# STATED EXERCISE:
Repeat the whole listing below, word for word.

===== RECORDS SUPPLIED =====

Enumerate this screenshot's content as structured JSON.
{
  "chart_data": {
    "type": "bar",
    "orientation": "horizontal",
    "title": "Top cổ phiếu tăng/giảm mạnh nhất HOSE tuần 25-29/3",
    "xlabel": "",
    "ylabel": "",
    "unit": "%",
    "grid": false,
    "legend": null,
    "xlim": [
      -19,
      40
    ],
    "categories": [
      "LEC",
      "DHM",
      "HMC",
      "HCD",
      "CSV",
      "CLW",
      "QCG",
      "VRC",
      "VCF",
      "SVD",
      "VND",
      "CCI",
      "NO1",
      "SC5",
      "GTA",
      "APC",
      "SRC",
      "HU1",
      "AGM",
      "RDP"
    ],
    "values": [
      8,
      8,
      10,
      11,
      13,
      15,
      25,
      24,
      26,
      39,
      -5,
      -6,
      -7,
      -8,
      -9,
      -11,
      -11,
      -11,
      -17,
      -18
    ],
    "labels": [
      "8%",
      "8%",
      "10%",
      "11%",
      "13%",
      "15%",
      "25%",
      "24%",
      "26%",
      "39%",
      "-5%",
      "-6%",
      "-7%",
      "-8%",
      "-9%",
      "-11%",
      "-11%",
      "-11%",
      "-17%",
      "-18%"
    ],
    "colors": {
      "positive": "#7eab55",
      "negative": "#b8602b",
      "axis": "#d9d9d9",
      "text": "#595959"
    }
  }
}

=====

# SOLUTION TO THIS PROBLEM:
Enumerate this screenshot's content as structured JSON.
{
  "chart_data": {
    "type": "bar",
    "orientation": "horizontal",
    "title": "Top cổ phiếu tăng/giảm mạnh nhất HOSE tuần 25-29/3",
    "xlabel": "",
    "ylabel": "",
    "unit": "%",
    "grid": false,
    "legend": null,
    "xlim": [
      -19,
      40
    ],
    "categories": [
      "LEC",
      "DHM",
      "HMC",
      "HCD",
      "CSV",
      "CLW",
      "QCG",
      "VRC",
      "VCF",
      "SVD",
      "VND",
      "CCI",
      "NO1",
      "SC5",
      "GTA",
      "APC",
      "SRC",
      "HU1",
      "AGM",
      "RDP"
    ],
    "values": [
      8,
      8,
      10,
      11,
      13,
      15,
      25,
      24,
      26,
      39,
      -5,
      -6,
      -7,
      -8,
      -9,
      -11,
      -11,
      -11,
      -17,
      -18
    ],
    "labels": [
      "8%",
      "8%",
      "10%",
      "11%",
      "13%",
      "15%",
      "25%",
      "24%",
      "26%",
      "39%",
      "-5%",
      "-6%",
      "-7%",
      "-8%",
      "-9%",
      "-11%",
      "-11%",
      "-11%",
      "-17%",
      "-18%"
    ],
    "colors": {
      "positive": "#7eab55",
      "negative": "#b8602b",
      "axis": "#d9d9d9",
      "text": "#595959"
    }
  }
}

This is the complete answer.